Each line below either holds the string "CONTENCION" or doesn't. Count those that do and give only the number.

* BEGIN *

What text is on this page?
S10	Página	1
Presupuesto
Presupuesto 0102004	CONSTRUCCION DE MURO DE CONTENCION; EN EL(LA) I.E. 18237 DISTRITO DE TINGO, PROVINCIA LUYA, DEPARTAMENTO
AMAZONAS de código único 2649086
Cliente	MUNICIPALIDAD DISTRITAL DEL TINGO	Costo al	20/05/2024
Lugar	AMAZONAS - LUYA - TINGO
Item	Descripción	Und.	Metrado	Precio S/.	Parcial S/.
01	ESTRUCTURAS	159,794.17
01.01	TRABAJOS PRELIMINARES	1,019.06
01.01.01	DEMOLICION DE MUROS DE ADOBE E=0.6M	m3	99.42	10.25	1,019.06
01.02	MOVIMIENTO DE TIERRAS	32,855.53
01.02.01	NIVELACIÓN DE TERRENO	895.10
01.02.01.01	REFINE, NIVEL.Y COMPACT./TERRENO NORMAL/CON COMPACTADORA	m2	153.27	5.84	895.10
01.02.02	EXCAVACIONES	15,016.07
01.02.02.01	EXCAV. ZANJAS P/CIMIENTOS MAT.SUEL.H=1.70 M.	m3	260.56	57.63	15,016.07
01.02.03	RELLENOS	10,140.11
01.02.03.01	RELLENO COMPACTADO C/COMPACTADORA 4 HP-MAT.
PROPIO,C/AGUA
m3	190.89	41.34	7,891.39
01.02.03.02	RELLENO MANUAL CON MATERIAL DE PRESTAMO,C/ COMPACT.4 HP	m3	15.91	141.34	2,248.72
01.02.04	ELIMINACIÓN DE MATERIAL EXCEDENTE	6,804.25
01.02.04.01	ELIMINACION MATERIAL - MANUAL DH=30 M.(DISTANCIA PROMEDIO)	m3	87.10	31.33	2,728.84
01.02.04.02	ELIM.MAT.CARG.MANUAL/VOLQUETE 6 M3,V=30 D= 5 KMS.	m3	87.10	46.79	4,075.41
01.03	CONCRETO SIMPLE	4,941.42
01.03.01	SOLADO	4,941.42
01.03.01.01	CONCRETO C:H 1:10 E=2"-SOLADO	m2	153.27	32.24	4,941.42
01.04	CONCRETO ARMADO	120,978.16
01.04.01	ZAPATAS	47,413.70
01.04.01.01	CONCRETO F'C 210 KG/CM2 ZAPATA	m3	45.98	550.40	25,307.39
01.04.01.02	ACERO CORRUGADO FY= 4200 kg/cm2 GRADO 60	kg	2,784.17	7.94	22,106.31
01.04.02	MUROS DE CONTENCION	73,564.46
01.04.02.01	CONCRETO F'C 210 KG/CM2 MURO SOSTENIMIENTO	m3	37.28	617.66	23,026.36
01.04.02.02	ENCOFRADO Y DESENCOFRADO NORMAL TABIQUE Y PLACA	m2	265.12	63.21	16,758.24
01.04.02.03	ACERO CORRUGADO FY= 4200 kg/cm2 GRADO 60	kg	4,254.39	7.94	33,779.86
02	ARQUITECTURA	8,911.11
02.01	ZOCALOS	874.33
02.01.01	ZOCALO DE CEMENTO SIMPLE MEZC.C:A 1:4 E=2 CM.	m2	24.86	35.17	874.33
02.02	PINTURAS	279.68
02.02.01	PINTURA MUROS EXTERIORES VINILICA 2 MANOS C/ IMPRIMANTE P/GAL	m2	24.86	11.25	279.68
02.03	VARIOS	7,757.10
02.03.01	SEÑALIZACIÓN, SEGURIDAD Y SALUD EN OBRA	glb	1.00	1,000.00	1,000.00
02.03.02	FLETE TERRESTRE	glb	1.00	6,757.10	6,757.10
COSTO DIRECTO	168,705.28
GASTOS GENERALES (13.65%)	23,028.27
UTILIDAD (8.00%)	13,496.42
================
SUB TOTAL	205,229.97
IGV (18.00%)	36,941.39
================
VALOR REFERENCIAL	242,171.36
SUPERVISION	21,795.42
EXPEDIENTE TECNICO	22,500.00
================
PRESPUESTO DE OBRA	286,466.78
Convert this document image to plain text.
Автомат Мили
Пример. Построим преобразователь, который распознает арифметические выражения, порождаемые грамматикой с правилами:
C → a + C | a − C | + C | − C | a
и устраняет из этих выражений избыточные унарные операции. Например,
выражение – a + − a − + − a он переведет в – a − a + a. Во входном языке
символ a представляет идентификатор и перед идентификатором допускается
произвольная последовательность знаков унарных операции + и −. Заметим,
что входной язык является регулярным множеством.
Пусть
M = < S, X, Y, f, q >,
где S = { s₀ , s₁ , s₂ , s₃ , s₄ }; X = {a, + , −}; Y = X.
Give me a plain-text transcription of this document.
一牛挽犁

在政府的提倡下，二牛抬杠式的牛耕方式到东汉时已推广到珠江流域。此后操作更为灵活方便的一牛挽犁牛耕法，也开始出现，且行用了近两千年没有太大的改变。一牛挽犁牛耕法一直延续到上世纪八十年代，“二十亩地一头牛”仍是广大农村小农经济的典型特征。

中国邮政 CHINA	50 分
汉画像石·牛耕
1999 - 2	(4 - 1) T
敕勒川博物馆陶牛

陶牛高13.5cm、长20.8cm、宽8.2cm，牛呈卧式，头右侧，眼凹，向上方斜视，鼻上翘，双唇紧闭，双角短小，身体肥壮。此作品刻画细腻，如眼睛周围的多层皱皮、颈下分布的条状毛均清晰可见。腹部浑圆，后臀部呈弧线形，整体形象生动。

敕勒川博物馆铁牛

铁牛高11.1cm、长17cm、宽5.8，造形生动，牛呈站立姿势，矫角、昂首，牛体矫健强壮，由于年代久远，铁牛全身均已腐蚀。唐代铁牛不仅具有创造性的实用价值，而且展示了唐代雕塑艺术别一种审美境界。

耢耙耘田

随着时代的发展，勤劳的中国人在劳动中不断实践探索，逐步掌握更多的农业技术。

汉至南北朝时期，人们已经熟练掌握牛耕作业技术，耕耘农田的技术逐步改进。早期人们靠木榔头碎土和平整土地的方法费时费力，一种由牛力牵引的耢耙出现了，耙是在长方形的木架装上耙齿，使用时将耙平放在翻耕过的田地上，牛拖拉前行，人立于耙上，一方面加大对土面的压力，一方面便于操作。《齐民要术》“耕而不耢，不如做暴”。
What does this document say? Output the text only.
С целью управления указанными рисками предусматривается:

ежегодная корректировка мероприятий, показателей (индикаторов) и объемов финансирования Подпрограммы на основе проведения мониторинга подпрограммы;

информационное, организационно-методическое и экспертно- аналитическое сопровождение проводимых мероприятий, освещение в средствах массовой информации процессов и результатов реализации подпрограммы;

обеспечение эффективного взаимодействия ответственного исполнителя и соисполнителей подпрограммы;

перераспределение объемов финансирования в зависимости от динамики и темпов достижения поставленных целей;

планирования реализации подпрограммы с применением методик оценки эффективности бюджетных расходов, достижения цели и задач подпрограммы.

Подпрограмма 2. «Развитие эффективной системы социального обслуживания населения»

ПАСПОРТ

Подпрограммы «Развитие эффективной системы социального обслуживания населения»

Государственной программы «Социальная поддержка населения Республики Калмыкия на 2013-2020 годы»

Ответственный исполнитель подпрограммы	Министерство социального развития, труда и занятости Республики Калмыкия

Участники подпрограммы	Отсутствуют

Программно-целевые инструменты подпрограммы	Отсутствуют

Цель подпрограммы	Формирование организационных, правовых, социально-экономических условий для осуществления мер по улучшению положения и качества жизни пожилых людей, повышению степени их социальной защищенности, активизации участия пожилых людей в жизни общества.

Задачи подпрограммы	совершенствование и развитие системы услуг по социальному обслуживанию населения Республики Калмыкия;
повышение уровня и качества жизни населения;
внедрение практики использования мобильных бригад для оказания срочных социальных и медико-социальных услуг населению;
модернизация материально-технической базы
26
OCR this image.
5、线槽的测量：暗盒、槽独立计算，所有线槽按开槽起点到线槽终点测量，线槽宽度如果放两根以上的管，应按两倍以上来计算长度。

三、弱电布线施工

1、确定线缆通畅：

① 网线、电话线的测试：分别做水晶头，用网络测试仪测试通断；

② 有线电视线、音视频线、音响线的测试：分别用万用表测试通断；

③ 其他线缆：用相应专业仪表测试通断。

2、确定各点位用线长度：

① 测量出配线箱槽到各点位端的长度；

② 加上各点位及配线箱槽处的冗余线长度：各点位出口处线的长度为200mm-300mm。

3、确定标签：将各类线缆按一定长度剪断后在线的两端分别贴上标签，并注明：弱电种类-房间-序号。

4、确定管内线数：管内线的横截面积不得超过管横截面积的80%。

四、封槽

* END *

* **Solution to this exercise**: 2